» WHAT THE TASK ASKS: Repeat the listing in full, word for word.
━━━━━ RECORDS SUPPLIED
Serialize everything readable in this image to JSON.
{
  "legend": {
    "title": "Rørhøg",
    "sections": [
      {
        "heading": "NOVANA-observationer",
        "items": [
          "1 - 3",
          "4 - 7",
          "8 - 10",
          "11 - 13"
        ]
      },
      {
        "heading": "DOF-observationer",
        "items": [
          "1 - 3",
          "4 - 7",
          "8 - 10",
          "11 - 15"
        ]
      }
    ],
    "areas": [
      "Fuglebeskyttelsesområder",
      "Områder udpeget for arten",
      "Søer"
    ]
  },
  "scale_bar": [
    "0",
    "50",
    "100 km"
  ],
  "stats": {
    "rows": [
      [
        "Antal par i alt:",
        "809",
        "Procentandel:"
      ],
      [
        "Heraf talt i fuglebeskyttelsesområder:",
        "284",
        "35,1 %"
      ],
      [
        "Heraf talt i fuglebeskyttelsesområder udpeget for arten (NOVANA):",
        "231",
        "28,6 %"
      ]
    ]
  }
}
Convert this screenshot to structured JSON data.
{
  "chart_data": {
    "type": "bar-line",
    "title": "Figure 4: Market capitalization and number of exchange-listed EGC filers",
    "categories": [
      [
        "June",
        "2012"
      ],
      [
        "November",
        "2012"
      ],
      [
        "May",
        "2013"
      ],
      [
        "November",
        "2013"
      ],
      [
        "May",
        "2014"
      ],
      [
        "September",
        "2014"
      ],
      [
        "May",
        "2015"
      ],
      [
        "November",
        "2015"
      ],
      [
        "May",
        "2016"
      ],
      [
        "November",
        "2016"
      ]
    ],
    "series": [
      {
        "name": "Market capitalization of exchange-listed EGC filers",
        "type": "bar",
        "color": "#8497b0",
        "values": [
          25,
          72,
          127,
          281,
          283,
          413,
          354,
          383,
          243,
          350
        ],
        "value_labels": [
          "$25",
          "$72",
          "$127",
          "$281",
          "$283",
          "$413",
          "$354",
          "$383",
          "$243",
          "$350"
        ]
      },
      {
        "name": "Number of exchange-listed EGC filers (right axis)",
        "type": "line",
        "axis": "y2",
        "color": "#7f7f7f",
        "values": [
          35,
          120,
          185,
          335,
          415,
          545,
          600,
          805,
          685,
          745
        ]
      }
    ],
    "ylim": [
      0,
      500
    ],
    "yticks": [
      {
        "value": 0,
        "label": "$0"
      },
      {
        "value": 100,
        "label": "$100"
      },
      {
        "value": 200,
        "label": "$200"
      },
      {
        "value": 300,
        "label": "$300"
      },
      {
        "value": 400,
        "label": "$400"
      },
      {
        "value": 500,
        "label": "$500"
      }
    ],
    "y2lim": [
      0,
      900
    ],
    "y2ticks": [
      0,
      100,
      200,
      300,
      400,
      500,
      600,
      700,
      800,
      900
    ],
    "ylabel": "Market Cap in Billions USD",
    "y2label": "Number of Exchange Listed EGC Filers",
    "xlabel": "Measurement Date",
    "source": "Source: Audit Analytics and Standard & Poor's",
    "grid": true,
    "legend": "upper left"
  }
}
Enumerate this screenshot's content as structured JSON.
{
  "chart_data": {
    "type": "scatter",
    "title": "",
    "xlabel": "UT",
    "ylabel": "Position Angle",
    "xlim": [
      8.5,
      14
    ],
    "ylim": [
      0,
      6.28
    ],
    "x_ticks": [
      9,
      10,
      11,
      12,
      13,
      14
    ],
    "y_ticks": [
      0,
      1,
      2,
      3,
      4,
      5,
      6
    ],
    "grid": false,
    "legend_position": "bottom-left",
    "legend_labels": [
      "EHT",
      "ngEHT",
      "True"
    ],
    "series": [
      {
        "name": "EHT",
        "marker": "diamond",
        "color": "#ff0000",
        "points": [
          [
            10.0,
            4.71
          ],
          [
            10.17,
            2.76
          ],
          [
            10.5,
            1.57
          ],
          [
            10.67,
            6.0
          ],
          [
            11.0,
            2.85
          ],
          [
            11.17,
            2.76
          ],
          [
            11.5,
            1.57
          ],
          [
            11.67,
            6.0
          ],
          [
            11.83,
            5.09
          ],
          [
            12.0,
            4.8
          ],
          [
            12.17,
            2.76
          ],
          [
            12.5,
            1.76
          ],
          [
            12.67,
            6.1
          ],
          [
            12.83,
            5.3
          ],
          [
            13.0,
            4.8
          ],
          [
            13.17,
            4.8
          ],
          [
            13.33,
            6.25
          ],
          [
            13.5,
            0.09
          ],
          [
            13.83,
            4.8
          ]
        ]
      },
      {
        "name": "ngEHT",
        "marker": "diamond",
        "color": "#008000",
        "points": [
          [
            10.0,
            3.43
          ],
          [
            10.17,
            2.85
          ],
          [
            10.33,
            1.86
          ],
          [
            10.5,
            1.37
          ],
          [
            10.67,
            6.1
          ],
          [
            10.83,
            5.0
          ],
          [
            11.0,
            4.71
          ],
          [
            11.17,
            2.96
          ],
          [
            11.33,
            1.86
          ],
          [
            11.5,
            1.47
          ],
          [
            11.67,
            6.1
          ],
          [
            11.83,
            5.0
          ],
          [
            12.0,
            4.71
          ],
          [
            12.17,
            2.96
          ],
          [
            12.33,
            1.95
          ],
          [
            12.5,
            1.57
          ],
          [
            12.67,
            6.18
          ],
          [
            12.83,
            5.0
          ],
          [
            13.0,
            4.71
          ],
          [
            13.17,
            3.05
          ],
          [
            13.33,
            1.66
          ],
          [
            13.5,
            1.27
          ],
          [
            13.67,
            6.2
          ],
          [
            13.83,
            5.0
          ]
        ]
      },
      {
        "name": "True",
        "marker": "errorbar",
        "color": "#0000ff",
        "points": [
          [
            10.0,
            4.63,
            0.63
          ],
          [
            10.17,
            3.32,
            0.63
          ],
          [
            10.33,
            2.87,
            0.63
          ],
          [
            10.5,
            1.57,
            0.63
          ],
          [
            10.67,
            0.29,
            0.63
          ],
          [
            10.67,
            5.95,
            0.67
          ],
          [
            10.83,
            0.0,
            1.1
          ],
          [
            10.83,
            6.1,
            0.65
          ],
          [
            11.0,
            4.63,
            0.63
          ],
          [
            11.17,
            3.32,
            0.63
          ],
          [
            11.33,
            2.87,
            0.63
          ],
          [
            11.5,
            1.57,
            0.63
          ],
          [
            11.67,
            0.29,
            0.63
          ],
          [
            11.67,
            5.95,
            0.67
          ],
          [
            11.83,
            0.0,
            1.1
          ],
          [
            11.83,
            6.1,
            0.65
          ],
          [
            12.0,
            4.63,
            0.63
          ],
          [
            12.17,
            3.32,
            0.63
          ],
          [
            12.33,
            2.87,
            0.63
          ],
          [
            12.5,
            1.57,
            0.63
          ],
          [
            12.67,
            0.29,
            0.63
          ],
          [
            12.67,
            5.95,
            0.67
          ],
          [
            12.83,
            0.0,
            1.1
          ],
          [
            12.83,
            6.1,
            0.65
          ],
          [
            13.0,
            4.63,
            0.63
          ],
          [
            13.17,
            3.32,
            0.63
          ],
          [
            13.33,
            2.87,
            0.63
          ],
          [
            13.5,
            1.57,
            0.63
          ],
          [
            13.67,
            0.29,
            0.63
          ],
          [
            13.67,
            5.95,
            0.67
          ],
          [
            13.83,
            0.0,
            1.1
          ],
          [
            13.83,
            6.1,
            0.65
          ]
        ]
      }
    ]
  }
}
━━━━━━━━━━
» EXERCISE RESPONSE:
Serialize everything readable in this image to JSON.
{
  "legend": {
    "title": "Rørhøg",
    "sections": [
      {
        "heading": "NOVANA-observationer",
        "items": [
          "1 - 3",
          "4 - 7",
          "8 - 10",
          "11 - 13"
        ]
      },
      {
        "heading": "DOF-observationer",
        "items": [
          "1 - 3",
          "4 - 7",
          "8 - 10",
          "11 - 15"
        ]
      }
    ],
    "areas": [
      "Fuglebeskyttelsesområder",
      "Områder udpeget for arten",
      "Søer"
    ]
  },
  "scale_bar": [
    "0",
    "50",
    "100 km"
  ],
  "stats": {
    "rows": [
      [
        "Antal par i alt:",
        "809",
        "Procentandel:"
      ],
      [
        "Heraf talt i fuglebeskyttelsesområder:",
        "284",
        "35,1 %"
      ],
      [
        "Heraf talt i fuglebeskyttelsesområder udpeget for arten (NOVANA):",
        "231",
        "28,6 %"
      ]
    ]
  }
}
Convert this screenshot to structured JSON data.
{
  "chart_data": {
    "type": "bar-line",
    "title": "Figure 4: Market capitalization and number of exchange-listed EGC filers",
    "categories": [
      [
        "June",
        "2012"
      ],
      [
        "November",
        "2012"
      ],
      [
        "May",
        "2013"
      ],
      [
        "November",
        "2013"
      ],
      [
        "May",
        "2014"
      ],
      [
        "September",
        "2014"
      ],
      [
        "May",
        "2015"
      ],
      [
        "November",
        "2015"
      ],
      [
        "May",
        "2016"
      ],
      [
        "November",
        "2016"
      ]
    ],
    "series": [
      {
        "name": "Market capitalization of exchange-listed EGC filers",
        "type": "bar",
        "color": "#8497b0",
        "values": [
          25,
          72,
          127,
          281,
          283,
          413,
          354,
          383,
          243,
          350
        ],
        "value_labels": [
          "$25",
          "$72",
          "$127",
          "$281",
          "$283",
          "$413",
          "$354",
          "$383",
          "$243",
          "$350"
        ]
      },
      {
        "name": "Number of exchange-listed EGC filers (right axis)",
        "type": "line",
        "axis": "y2",
        "color": "#7f7f7f",
        "values": [
          35,
          120,
          185,
          335,
          415,
          545,
          600,
          805,
          685,
          745
        ]
      }
    ],
    "ylim": [
      0,
      500
    ],
    "yticks": [
      {
        "value": 0,
        "label": "$0"
      },
      {
        "value": 100,
        "label": "$100"
      },
      {
        "value": 200,
        "label": "$200"
      },
      {
        "value": 300,
        "label": "$300"
      },
      {
        "value": 400,
        "label": "$400"
      },
      {
        "value": 500,
        "label": "$500"
      }
    ],
    "y2lim": [
      0,
      900
    ],
    "y2ticks": [
      0,
      100,
      200,
      300,
      400,
      500,
      600,
      700,
      800,
      900
    ],
    "ylabel": "Market Cap in Billions USD",
    "y2label": "Number of Exchange Listed EGC Filers",
    "xlabel": "Measurement Date",
    "source": "Source: Audit Analytics and Standard & Poor's",
    "grid": true,
    "legend": "upper left"
  }
}
Enumerate this screenshot's content as structured JSON.
{
  "chart_data": {
    "type": "scatter",
    "title": "",
    "xlabel": "UT",
    "ylabel": "Position Angle",
    "xlim": [
      8.5,
      14
    ],
    "ylim": [
      0,
      6.28
    ],
    "x_ticks": [
      9,
      10,
      11,
      12,
      13,
      14
    ],
    "y_ticks": [
      0,
      1,
      2,
      3,
      4,
      5,
      6
    ],
    "grid": false,
    "legend_position": "bottom-left",
    "legend_labels": [
      "EHT",
      "ngEHT",
      "True"
    ],
    "series": [
      {
        "name": "EHT",
        "marker": "diamond",
        "color": "#ff0000",
        "points": [
          [
            10.0,
            4.71
          ],
          [
            10.17,
            2.76
          ],
          [
            10.5,
            1.57
          ],
          [
            10.67,
            6.0
          ],
          [
            11.0,
            2.85
          ],
          [
            11.17,
            2.76
          ],
          [
            11.5,
            1.57
          ],
          [
            11.67,
            6.0
          ],
          [
            11.83,
            5.09
          ],
          [
            12.0,
            4.8
          ],
          [
            12.17,
            2.76
          ],
          [
            12.5,
            1.76
          ],
          [
            12.67,
            6.1
          ],
          [
            12.83,
            5.3
          ],
          [
            13.0,
            4.8
          ],
          [
            13.17,
            4.8
          ],
          [
            13.33,
            6.25
          ],
          [
            13.5,
            0.09
          ],
          [
            13.83,
            4.8
          ]
        ]
      },
      {
        "name": "ngEHT",
        "marker": "diamond",
        "color": "#008000",
        "points": [
          [
            10.0,
            3.43
          ],
          [
            10.17,
            2.85
          ],
          [
            10.33,
            1.86
          ],
          [
            10.5,
            1.37
          ],
          [
            10.67,
            6.1
          ],
          [
            10.83,
            5.0
          ],
          [
            11.0,
            4.71
          ],
          [
            11.17,
            2.96
          ],
          [
            11.33,
            1.86
          ],
          [
            11.5,
            1.47
          ],
          [
            11.67,
            6.1
          ],
          [
            11.83,
            5.0
          ],
          [
            12.0,
            4.71
          ],
          [
            12.17,
            2.96
          ],
          [
            12.33,
            1.95
          ],
          [
            12.5,
            1.57
          ],
          [
            12.67,
            6.18
          ],
          [
            12.83,
            5.0
          ],
          [
            13.0,
            4.71
          ],
          [
            13.17,
            3.05
          ],
          [
            13.33,
            1.66
          ],
          [
            13.5,
            1.27
          ],
          [
            13.67,
            6.2
          ],
          [
            13.83,
            5.0
          ]
        ]
      },
      {
        "name": "True",
        "marker": "errorbar",
        "color": "#0000ff",
        "points": [
          [
            10.0,
            4.63,
            0.63
          ],
          [
            10.17,
            3.32,
            0.63
          ],
          [
            10.33,
            2.87,
            0.63
          ],
          [
            10.5,
            1.57,
            0.63
          ],
          [
            10.67,
            0.29,
            0.63
          ],
          [
            10.67,
            5.95,
            0.67
          ],
          [
            10.83,
            0.0,
            1.1
          ],
          [
            10.83,
            6.1,
            0.65
          ],
          [
            11.0,
            4.63,
            0.63
          ],
          [
            11.17,
            3.32,
            0.63
          ],
          [
            11.33,
            2.87,
            0.63
          ],
          [
            11.5,
            1.57,
            0.63
          ],
          [
            11.67,
            0.29,
            0.63
          ],
          [
            11.67,
            5.95,
            0.67
          ],
          [
            11.83,
            0.0,
            1.1
          ],
          [
            11.83,
            6.1,
            0.65
          ],
          [
            12.0,
            4.63,
            0.63
          ],
          [
            12.17,
            3.32,
            0.63
          ],
          [
            12.33,
            2.87,
            0.63
          ],
          [
            12.5,
            1.57,
            0.63
          ],
          [
            12.67,
            0.29,
            0.63
          ],
          [
            12.67,
            5.95,
            0.67
          ],
          [
            12.83,
            0.0,
            1.1
          ],
          [
            12.83,
            6.1,
            0.65
          ],
          [
            13.0,
            4.63,
            0.63
          ],
          [
            13.17,
            3.32,
            0.63
          ],
          [
            13.33,
            2.87,
            0.63
          ],
          [
            13.5,
            1.57,
            0.63
          ],
          [
            13.67,
            0.29,
            0.63
          ],
          [
            13.67,
            5.95,
            0.67
          ],
          [
            13.83,
            0.0,
            1.1
          ],
          [
            13.83,
            6.1,
            0.65
          ]
        ]
      }
    ]
  }
}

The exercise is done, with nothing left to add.